* [Exercise goal]
The records that follow are to be repeated without alteration.

(Dataset excerpt)
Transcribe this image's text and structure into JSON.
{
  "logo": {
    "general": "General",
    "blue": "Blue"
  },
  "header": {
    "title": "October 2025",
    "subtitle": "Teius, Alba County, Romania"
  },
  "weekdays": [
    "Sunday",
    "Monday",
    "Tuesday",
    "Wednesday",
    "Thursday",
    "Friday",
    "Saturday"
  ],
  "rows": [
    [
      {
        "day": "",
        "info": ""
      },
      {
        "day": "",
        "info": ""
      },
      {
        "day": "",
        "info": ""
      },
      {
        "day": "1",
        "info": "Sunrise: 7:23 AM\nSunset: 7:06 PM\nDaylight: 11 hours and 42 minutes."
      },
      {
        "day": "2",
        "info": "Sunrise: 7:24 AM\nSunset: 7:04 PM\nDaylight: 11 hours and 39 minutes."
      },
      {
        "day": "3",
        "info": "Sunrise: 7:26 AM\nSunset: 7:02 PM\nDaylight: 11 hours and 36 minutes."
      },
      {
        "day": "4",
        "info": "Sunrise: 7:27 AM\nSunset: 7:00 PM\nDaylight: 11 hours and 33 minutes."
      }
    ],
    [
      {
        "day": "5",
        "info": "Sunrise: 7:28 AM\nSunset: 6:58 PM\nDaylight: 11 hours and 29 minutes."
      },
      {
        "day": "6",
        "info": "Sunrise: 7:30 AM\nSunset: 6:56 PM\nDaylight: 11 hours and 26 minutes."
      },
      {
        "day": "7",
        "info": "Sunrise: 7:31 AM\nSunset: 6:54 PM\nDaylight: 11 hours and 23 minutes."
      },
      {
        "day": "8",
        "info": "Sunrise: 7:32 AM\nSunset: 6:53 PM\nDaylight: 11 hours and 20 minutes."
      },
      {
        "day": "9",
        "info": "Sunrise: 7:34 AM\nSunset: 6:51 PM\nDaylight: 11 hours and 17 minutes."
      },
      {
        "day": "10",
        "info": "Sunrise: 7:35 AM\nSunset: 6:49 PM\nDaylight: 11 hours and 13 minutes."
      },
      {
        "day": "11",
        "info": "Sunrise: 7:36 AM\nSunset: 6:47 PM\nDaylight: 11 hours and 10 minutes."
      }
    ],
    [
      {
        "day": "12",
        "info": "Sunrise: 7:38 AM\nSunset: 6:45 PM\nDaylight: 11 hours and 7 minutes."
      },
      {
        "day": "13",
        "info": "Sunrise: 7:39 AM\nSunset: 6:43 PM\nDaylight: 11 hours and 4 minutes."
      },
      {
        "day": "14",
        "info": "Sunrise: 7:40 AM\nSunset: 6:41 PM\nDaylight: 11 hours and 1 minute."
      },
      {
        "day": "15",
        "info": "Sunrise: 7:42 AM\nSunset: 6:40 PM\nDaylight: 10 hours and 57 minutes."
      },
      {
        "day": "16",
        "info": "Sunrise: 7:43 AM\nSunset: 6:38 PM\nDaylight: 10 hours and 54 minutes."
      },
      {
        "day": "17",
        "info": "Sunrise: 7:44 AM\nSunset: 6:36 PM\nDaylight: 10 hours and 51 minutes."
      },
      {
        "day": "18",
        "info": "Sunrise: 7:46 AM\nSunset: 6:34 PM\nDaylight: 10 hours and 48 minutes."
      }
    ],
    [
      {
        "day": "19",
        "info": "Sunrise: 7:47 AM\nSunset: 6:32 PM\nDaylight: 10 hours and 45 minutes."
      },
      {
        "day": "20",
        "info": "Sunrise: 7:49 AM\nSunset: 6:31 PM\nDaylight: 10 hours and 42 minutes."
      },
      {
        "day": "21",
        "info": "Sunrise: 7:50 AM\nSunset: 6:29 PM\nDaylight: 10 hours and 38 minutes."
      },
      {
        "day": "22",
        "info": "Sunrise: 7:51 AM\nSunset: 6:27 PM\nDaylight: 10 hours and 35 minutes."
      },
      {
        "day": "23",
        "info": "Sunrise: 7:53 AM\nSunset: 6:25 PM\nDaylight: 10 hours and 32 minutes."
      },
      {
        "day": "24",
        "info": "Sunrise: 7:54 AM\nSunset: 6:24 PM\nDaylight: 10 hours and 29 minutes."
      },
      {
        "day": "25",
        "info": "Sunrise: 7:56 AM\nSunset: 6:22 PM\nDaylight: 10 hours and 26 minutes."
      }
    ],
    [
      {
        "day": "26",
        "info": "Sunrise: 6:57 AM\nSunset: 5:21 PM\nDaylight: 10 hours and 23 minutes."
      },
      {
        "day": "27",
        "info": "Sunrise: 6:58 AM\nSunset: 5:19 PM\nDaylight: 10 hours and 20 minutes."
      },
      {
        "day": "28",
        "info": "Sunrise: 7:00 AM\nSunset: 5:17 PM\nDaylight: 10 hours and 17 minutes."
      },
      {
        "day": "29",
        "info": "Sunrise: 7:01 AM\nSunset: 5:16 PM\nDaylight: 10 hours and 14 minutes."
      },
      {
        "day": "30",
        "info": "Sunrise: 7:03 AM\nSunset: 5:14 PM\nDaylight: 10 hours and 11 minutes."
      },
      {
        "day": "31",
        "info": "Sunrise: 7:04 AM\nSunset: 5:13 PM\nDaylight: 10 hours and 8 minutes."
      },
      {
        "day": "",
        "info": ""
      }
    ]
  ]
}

* [Response for this exercise]
Transcribe this image's text and structure into JSON.
{
  "logo": {
    "general": "General",
    "blue": "Blue"
  },
  "header": {
    "title": "October 2025",
    "subtitle": "Teius, Alba County, Romania"
  },
  "weekdays": [
    "Sunday",
    "Monday",
    "Tuesday",
    "Wednesday",
    "Thursday",
    "Friday",
    "Saturday"
  ],
  "rows": [
    [
      {
        "day": "",
        "info": ""
      },
      {
        "day": "",
        "info": ""
      },
      {
        "day": "",
        "info": ""
      },
      {
        "day": "1",
        "info": "Sunrise: 7:23 AM\nSunset: 7:06 PM\nDaylight: 11 hours and 42 minutes."
      },
      {
        "day": "2",
        "info": "Sunrise: 7:24 AM\nSunset: 7:04 PM\nDaylight: 11 hours and 39 minutes."
      },
      {
        "day": "3",
        "info": "Sunrise: 7:26 AM\nSunset: 7:02 PM\nDaylight: 11 hours and 36 minutes."
      },
      {
        "day": "4",
        "info": "Sunrise: 7:27 AM\nSunset: 7:00 PM\nDaylight: 11 hours and 33 minutes."
      }
    ],
    [
      {
        "day": "5",
        "info": "Sunrise: 7:28 AM\nSunset: 6:58 PM\nDaylight: 11 hours and 29 minutes."
      },
      {
        "day": "6",
        "info": "Sunrise: 7:30 AM\nSunset: 6:56 PM\nDaylight: 11 hours and 26 minutes."
      },
      {
        "day": "7",
        "info": "Sunrise: 7:31 AM\nSunset: 6:54 PM\nDaylight: 11 hours and 23 minutes."
      },
      {
        "day": "8",
        "info": "Sunrise: 7:32 AM\nSunset: 6:53 PM\nDaylight: 11 hours and 20 minutes."
      },
      {
        "day": "9",
        "info": "Sunrise: 7:34 AM\nSunset: 6:51 PM\nDaylight: 11 hours and 17 minutes."
      },
      {
        "day": "10",
        "info": "Sunrise: 7:35 AM\nSunset: 6:49 PM\nDaylight: 11 hours and 13 minutes."
      },
      {
        "day": "11",
        "info": "Sunrise: 7:36 AM\nSunset: 6:47 PM\nDaylight: 11 hours and 10 minutes."
      }
    ],
    [
      {
        "day": "12",
        "info": "Sunrise: 7:38 AM\nSunset: 6:45 PM\nDaylight: 11 hours and 7 minutes."
      },
      {
        "day": "13",
        "info": "Sunrise: 7:39 AM\nSunset: 6:43 PM\nDaylight: 11 hours and 4 minutes."
      },
      {
        "day": "14",
        "info": "Sunrise: 7:40 AM\nSunset: 6:41 PM\nDaylight: 11 hours and 1 minute."
      },
      {
        "day": "15",
        "info": "Sunrise: 7:42 AM\nSunset: 6:40 PM\nDaylight: 10 hours and 57 minutes."
      },
      {
        "day": "16",
        "info": "Sunrise: 7:43 AM\nSunset: 6:38 PM\nDaylight: 10 hours and 54 minutes."
      },
      {
        "day": "17",
        "info": "Sunrise: 7:44 AM\nSunset: 6:36 PM\nDaylight: 10 hours and 51 minutes."
      },
      {
        "day": "18",
        "info": "Sunrise: 7:46 AM\nSunset: 6:34 PM\nDaylight: 10 hours and 48 minutes."
      }
    ],
    [
      {
        "day": "19",
        "info": "Sunrise: 7:47 AM\nSunset: 6:32 PM\nDaylight: 10 hours and 45 minutes."
      },
      {
        "day": "20",
        "info": "Sunrise: 7:49 AM\nSunset: 6:31 PM\nDaylight: 10 hours and 42 minutes."
      },
      {
        "day": "21",
        "info": "Sunrise: 7:50 AM\nSunset: 6:29 PM\nDaylight: 10 hours and 38 minutes."
      },
      {
        "day": "22",
        "info": "Sunrise: 7:51 AM\nSunset: 6:27 PM\nDaylight: 10 hours and 35 minutes."
      },
      {
        "day": "23",
        "info": "Sunrise: 7:53 AM\nSunset: 6:25 PM\nDaylight: 10 hours and 32 minutes."
      },
      {
        "day": "24",
        "info": "Sunrise: 7:54 AM\nSunset: 6:24 PM\nDaylight: 10 hours and 29 minutes."
      },
      {
        "day": "25",
        "info": "Sunrise: 7:56 AM\nSunset: 6:22 PM\nDaylight: 10 hours and 26 minutes."
      }
    ],
    [
      {
        "day": "26",
        "info": "Sunrise: 6:57 AM\nSunset: 5:21 PM\nDaylight: 10 hours and 23 minutes."
      },
      {
        "day": "27",
        "info": "Sunrise: 6:58 AM\nSunset: 5:19 PM\nDaylight: 10 hours and 20 minutes."
      },
      {
        "day": "28",
        "info": "Sunrise: 7:00 AM\nSunset: 5:17 PM\nDaylight: 10 hours and 17 minutes."
      },
      {
        "day": "29",
        "info": "Sunrise: 7:01 AM\nSunset: 5:16 PM\nDaylight: 10 hours and 14 minutes."
      },
      {
        "day": "30",
        "info": "Sunrise: 7:03 AM\nSunset: 5:14 PM\nDaylight: 10 hours and 11 minutes."
      },
      {
        "day": "31",
        "info": "Sunrise: 7:04 AM\nSunset: 5:13 PM\nDaylight: 10 hours and 8 minutes."
      },
      {
        "day": "",
        "info": ""
      }
    ]
  ]
}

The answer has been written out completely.